## GOAL:
Please list all lines of the material below in which the string "page" occurs.

## Source data:

Start

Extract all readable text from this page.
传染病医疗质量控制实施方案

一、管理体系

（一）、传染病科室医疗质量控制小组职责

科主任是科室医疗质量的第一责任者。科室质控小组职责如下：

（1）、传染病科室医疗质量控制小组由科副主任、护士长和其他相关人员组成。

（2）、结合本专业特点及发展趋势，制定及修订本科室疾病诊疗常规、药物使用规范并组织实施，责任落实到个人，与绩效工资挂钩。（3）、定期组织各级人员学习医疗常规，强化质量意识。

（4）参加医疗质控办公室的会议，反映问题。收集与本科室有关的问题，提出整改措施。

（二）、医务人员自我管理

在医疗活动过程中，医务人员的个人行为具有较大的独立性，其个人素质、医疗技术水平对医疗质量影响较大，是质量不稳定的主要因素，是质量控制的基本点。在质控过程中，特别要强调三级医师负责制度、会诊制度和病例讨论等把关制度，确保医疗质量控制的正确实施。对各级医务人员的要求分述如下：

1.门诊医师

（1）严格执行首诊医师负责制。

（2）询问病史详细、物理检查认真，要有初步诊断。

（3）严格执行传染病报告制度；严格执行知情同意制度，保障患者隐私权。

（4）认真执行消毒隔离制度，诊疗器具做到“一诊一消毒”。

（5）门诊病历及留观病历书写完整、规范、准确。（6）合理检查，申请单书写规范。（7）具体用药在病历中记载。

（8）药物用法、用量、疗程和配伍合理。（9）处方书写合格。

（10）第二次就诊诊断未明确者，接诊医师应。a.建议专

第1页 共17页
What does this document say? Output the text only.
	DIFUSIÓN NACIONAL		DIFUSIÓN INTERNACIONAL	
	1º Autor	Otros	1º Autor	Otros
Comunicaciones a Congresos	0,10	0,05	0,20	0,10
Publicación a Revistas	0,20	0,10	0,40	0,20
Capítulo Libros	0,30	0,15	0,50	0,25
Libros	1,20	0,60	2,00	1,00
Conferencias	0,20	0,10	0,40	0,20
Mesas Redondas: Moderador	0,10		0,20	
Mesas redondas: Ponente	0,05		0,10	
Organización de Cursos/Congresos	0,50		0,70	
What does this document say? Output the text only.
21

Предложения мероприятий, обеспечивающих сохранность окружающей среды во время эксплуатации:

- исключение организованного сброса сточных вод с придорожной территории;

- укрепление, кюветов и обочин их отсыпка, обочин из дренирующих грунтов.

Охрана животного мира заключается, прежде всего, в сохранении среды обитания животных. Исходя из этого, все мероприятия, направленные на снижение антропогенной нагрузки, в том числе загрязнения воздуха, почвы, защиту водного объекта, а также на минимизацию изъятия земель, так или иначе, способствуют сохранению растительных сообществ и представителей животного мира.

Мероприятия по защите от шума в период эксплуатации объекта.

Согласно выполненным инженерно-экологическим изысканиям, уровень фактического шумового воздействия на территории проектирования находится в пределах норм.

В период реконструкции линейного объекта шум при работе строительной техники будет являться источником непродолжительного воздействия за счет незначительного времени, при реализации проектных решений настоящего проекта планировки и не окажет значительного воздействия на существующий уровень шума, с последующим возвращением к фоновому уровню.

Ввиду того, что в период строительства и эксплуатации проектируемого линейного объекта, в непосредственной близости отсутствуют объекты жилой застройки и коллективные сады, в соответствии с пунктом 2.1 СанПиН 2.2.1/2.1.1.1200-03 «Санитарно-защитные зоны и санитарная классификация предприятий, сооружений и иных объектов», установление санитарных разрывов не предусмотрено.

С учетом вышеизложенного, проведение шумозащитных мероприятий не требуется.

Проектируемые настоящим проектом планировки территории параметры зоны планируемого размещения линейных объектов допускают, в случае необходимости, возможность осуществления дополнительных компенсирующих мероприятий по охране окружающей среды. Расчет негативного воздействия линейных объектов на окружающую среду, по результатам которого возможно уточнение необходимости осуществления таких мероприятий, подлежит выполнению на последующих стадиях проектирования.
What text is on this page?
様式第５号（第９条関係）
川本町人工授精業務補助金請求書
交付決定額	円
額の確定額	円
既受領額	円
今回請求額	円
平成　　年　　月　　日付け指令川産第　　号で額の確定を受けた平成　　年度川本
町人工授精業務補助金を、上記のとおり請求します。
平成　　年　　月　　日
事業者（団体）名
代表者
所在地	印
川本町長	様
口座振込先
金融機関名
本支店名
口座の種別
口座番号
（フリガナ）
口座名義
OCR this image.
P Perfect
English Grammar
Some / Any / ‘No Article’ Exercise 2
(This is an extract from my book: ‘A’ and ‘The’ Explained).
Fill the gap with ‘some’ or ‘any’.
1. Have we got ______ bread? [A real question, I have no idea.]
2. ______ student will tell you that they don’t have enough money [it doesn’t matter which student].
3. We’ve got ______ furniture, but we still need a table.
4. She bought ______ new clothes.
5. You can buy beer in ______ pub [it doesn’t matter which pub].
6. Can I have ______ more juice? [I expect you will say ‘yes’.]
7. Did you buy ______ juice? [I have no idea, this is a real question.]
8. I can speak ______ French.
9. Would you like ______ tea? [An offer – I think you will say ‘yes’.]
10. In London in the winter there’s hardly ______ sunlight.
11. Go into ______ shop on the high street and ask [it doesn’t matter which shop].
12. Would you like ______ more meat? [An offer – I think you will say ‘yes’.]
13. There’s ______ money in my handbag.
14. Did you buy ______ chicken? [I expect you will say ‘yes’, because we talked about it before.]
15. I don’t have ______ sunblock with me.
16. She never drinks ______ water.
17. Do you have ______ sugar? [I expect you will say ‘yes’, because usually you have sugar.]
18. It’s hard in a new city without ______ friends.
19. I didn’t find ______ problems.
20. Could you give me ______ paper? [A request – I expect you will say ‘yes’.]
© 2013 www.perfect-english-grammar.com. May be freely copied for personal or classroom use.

End

## SOLUTION TO THE EXERCISE:
Extract all readable text from this page.
What text is on this page?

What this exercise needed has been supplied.